- OBJECTIVE
Write the material out again exactly.

- Rows from a dataset
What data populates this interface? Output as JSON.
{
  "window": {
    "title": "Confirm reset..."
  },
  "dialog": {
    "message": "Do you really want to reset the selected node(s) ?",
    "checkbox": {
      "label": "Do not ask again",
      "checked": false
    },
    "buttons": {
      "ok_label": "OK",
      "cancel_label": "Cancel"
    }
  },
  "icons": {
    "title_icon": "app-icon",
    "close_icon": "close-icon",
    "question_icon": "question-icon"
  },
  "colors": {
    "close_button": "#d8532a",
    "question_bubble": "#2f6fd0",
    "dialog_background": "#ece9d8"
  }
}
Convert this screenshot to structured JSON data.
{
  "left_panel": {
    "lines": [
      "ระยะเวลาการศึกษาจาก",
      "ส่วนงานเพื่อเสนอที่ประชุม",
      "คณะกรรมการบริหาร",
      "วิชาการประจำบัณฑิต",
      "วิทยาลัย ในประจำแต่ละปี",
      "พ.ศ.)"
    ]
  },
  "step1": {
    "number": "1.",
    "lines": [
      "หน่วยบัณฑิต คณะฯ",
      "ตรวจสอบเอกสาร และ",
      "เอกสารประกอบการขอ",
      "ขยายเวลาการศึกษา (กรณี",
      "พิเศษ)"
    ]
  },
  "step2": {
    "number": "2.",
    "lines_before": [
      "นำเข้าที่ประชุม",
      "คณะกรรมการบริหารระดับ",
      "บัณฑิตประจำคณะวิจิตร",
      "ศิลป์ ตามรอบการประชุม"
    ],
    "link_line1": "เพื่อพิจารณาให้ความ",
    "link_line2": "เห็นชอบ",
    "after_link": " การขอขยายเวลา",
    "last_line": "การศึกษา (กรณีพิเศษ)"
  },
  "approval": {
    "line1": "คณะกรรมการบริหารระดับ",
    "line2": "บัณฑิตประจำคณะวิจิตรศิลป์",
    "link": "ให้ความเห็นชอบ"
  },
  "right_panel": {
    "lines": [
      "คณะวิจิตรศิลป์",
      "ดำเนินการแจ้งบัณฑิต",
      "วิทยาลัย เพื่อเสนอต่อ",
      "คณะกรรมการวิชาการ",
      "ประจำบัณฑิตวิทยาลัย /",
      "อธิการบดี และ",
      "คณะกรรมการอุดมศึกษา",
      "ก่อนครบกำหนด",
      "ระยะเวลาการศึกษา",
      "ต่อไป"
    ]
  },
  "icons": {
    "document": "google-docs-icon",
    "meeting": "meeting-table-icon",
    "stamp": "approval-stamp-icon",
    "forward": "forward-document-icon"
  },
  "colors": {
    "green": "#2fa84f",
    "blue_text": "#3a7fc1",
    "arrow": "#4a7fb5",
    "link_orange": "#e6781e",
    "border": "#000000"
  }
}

- FINAL RESULT
What data populates this interface? Output as JSON.
{
  "window": {
    "title": "Confirm reset..."
  },
  "dialog": {
    "message": "Do you really want to reset the selected node(s) ?",
    "checkbox": {
      "label": "Do not ask again",
      "checked": false
    },
    "buttons": {
      "ok_label": "OK",
      "cancel_label": "Cancel"
    }
  },
  "icons": {
    "title_icon": "app-icon",
    "close_icon": "close-icon",
    "question_icon": "question-icon"
  },
  "colors": {
    "close_button": "#d8532a",
    "question_bubble": "#2f6fd0",
    "dialog_background": "#ece9d8"
  }
}
Convert this screenshot to structured JSON data.
{
  "left_panel": {
    "lines": [
      "ระยะเวลาการศึกษาจาก",
      "ส่วนงานเพื่อเสนอที่ประชุม",
      "คณะกรรมการบริหาร",
      "วิชาการประจำบัณฑิต",
      "วิทยาลัย ในประจำแต่ละปี",
      "พ.ศ.)"
    ]
  },
  "step1": {
    "number": "1.",
    "lines": [
      "หน่วยบัณฑิต คณะฯ",
      "ตรวจสอบเอกสาร และ",
      "เอกสารประกอบการขอ",
      "ขยายเวลาการศึกษา (กรณี",
      "พิเศษ)"
    ]
  },
  "step2": {
    "number": "2.",
    "lines_before": [
      "นำเข้าที่ประชุม",
      "คณะกรรมการบริหารระดับ",
      "บัณฑิตประจำคณะวิจิตร",
      "ศิลป์ ตามรอบการประชุม"
    ],
    "link_line1": "เพื่อพิจารณาให้ความ",
    "link_line2": "เห็นชอบ",
    "after_link": " การขอขยายเวลา",
    "last_line": "การศึกษา (กรณีพิเศษ)"
  },
  "approval": {
    "line1": "คณะกรรมการบริหารระดับ",
    "line2": "บัณฑิตประจำคณะวิจิตรศิลป์",
    "link": "ให้ความเห็นชอบ"
  },
  "right_panel": {
    "lines": [
      "คณะวิจิตรศิลป์",
      "ดำเนินการแจ้งบัณฑิต",
      "วิทยาลัย เพื่อเสนอต่อ",
      "คณะกรรมการวิชาการ",
      "ประจำบัณฑิตวิทยาลัย /",
      "อธิการบดี และ",
      "คณะกรรมการอุดมศึกษา",
      "ก่อนครบกำหนด",
      "ระยะเวลาการศึกษา",
      "ต่อไป"
    ]
  },
  "icons": {
    "document": "google-docs-icon",
    "meeting": "meeting-table-icon",
    "stamp": "approval-stamp-icon",
    "forward": "forward-document-icon"
  },
  "colors": {
    "green": "#2fa84f",
    "blue_text": "#3a7fc1",
    "arrow": "#4a7fb5",
    "link_orange": "#e6781e",
    "border": "#000000"
  }
}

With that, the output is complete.